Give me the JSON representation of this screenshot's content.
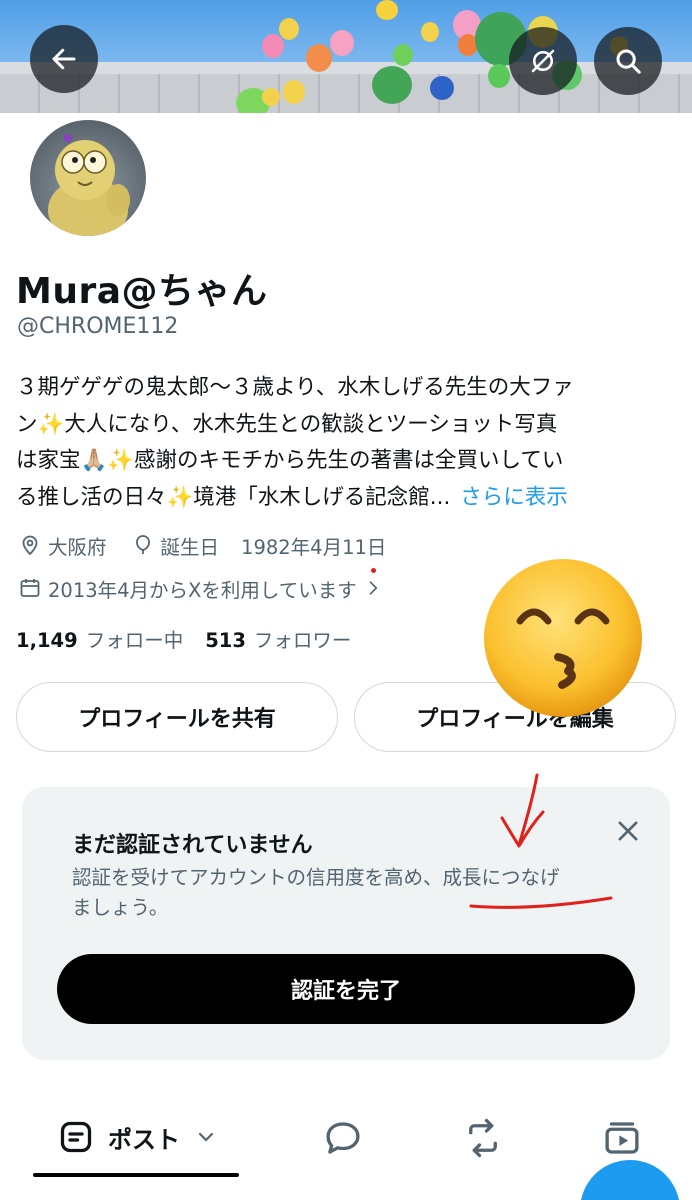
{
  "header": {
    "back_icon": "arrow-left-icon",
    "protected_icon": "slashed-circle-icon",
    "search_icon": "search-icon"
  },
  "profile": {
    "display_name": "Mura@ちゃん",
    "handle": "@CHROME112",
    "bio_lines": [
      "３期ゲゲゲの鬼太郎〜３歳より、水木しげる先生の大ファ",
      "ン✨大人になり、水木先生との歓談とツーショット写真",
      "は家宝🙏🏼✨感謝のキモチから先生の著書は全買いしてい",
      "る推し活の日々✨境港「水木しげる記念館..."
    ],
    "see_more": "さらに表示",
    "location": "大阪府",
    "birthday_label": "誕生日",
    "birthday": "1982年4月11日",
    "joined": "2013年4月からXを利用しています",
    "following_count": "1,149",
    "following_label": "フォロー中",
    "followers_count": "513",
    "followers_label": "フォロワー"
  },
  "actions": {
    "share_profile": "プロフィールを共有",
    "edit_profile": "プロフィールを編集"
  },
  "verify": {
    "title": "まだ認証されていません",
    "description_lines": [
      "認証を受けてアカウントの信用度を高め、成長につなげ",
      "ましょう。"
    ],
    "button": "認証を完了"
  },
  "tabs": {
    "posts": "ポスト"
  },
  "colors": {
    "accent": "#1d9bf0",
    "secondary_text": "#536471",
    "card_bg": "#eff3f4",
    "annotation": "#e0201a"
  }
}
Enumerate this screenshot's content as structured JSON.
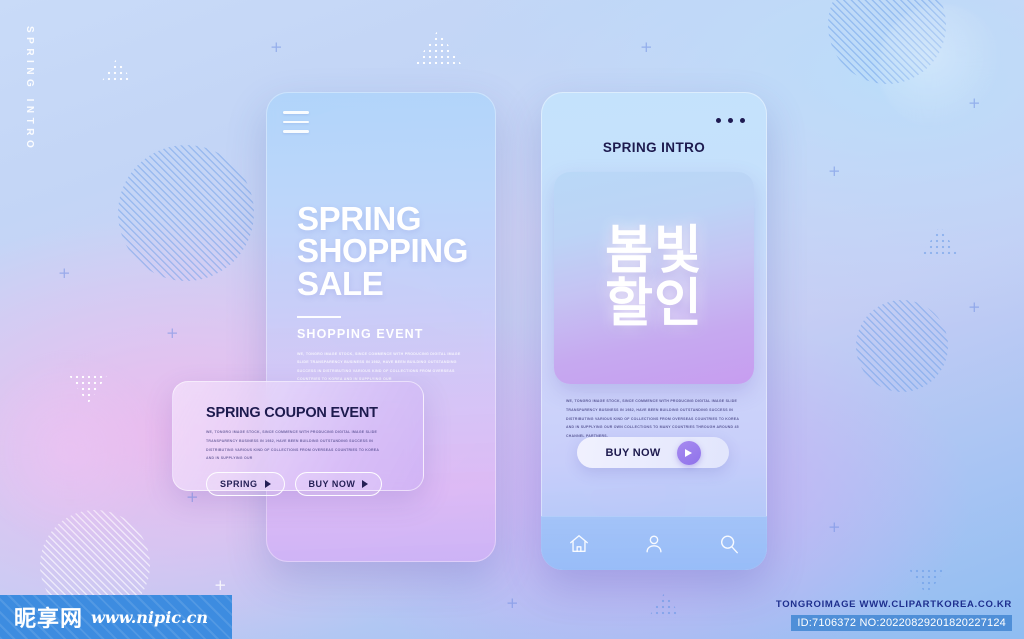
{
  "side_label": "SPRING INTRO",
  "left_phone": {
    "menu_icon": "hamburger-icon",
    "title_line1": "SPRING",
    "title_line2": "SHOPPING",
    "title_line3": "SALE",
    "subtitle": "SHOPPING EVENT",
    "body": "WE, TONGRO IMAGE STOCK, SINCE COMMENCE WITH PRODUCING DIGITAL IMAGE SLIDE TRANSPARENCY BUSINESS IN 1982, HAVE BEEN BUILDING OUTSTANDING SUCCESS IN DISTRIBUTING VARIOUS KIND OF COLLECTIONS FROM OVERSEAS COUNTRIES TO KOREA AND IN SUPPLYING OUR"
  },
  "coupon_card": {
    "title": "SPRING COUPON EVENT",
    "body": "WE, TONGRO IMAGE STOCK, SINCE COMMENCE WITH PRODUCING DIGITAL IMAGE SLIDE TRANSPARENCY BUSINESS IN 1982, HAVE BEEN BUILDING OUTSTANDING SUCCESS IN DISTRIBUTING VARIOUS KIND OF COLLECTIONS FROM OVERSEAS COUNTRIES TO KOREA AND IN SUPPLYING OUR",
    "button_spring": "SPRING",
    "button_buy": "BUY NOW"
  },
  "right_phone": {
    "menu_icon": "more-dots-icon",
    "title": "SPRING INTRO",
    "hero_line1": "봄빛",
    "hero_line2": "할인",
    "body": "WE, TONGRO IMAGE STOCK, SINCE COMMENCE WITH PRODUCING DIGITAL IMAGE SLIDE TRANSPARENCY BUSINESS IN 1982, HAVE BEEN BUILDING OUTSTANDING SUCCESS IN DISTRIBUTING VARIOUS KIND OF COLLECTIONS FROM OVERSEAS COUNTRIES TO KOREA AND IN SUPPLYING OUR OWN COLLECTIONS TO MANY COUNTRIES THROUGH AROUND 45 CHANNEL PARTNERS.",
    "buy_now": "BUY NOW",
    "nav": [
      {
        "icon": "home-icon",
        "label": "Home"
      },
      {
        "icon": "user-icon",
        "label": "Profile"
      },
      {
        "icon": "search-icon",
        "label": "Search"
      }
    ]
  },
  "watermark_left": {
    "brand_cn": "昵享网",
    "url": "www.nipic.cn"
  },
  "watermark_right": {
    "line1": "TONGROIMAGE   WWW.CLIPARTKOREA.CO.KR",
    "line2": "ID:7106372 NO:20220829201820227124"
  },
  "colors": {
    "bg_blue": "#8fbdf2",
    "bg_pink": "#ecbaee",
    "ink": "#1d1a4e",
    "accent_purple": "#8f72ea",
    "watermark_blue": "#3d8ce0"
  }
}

◆ **WHAT YOU WILL DO**
Every record above should come back exactly, but without its pictures.

◆ **WRITTEN ANSWER**
Give me the JSON representation of this screenshot's content.
{
  "header": {
    "back_icon": "arrow-left-icon",
    "protected_icon": "slashed-circle-icon",
    "search_icon": "search-icon"
  },
  "profile": {
    "display_name": "Mura@ちゃん",
    "handle": "@CHROME112",
    "bio_lines": [
      "３期ゲゲゲの鬼太郎〜３歳より、水木しげる先生の大ファ",
      "ン✨大人になり、水木先生との歓談とツーショット写真",
      "は家宝🙏🏼✨感謝のキモチから先生の著書は全買いしてい",
      "る推し活の日々✨境港「水木しげる記念館..."
    ],
    "see_more": "さらに表示",
    "location": "大阪府",
    "birthday_label": "誕生日",
    "birthday": "1982年4月11日",
    "joined": "2013年4月からXを利用しています",
    "following_count": "1,149",
    "following_label": "フォロー中",
    "followers_count": "513",
    "followers_label": "フォロワー"
  },
  "actions": {
    "share_profile": "プロフィールを共有",
    "edit_profile": "プロフィールを編集"
  },
  "verify": {
    "title": "まだ認証されていません",
    "description_lines": [
      "認証を受けてアカウントの信用度を高め、成長につなげ",
      "ましょう。"
    ],
    "button": "認証を完了"
  },
  "tabs": {
    "posts": "ポスト"
  },
  "colors": {
    "accent": "#1d9bf0",
    "secondary_text": "#536471",
    "card_bg": "#eff3f4",
    "annotation": "#e0201a"
  }
}
Enumerate this screenshot's content as structured JSON.
{
  "side_label": "SPRING INTRO",
  "left_phone": {
    "menu_icon": "hamburger-icon",
    "title_line1": "SPRING",
    "title_line2": "SHOPPING",
    "title_line3": "SALE",
    "subtitle": "SHOPPING EVENT",
    "body": "WE, TONGRO IMAGE STOCK, SINCE COMMENCE WITH PRODUCING DIGITAL IMAGE SLIDE TRANSPARENCY BUSINESS IN 1982, HAVE BEEN BUILDING OUTSTANDING SUCCESS IN DISTRIBUTING VARIOUS KIND OF COLLECTIONS FROM OVERSEAS COUNTRIES TO KOREA AND IN SUPPLYING OUR"
  },
  "coupon_card": {
    "title": "SPRING COUPON EVENT",
    "body": "WE, TONGRO IMAGE STOCK, SINCE COMMENCE WITH PRODUCING DIGITAL IMAGE SLIDE TRANSPARENCY BUSINESS IN 1982, HAVE BEEN BUILDING OUTSTANDING SUCCESS IN DISTRIBUTING VARIOUS KIND OF COLLECTIONS FROM OVERSEAS COUNTRIES TO KOREA AND IN SUPPLYING OUR",
    "button_spring": "SPRING",
    "button_buy": "BUY NOW"
  },
  "right_phone": {
    "menu_icon": "more-dots-icon",
    "title": "SPRING INTRO",
    "hero_line1": "봄빛",
    "hero_line2": "할인",
    "body": "WE, TONGRO IMAGE STOCK, SINCE COMMENCE WITH PRODUCING DIGITAL IMAGE SLIDE TRANSPARENCY BUSINESS IN 1982, HAVE BEEN BUILDING OUTSTANDING SUCCESS IN DISTRIBUTING VARIOUS KIND OF COLLECTIONS FROM OVERSEAS COUNTRIES TO KOREA AND IN SUPPLYING OUR OWN COLLECTIONS TO MANY COUNTRIES THROUGH AROUND 45 CHANNEL PARTNERS.",
    "buy_now": "BUY NOW",
    "nav": [
      {
        "icon": "home-icon",
        "label": "Home"
      },
      {
        "icon": "user-icon",
        "label": "Profile"
      },
      {
        "icon": "search-icon",
        "label": "Search"
      }
    ]
  },
  "watermark_left": {
    "brand_cn": "昵享网",
    "url": "www.nipic.cn"
  },
  "watermark_right": {
    "line1": "TONGROIMAGE   WWW.CLIPARTKOREA.CO.KR",
    "line2": "ID:7106372 NO:20220829201820227124"
  },
  "colors": {
    "bg_blue": "#8fbdf2",
    "bg_pink": "#ecbaee",
    "ink": "#1d1a4e",
    "accent_purple": "#8f72ea",
    "watermark_blue": "#3d8ce0"
  }
}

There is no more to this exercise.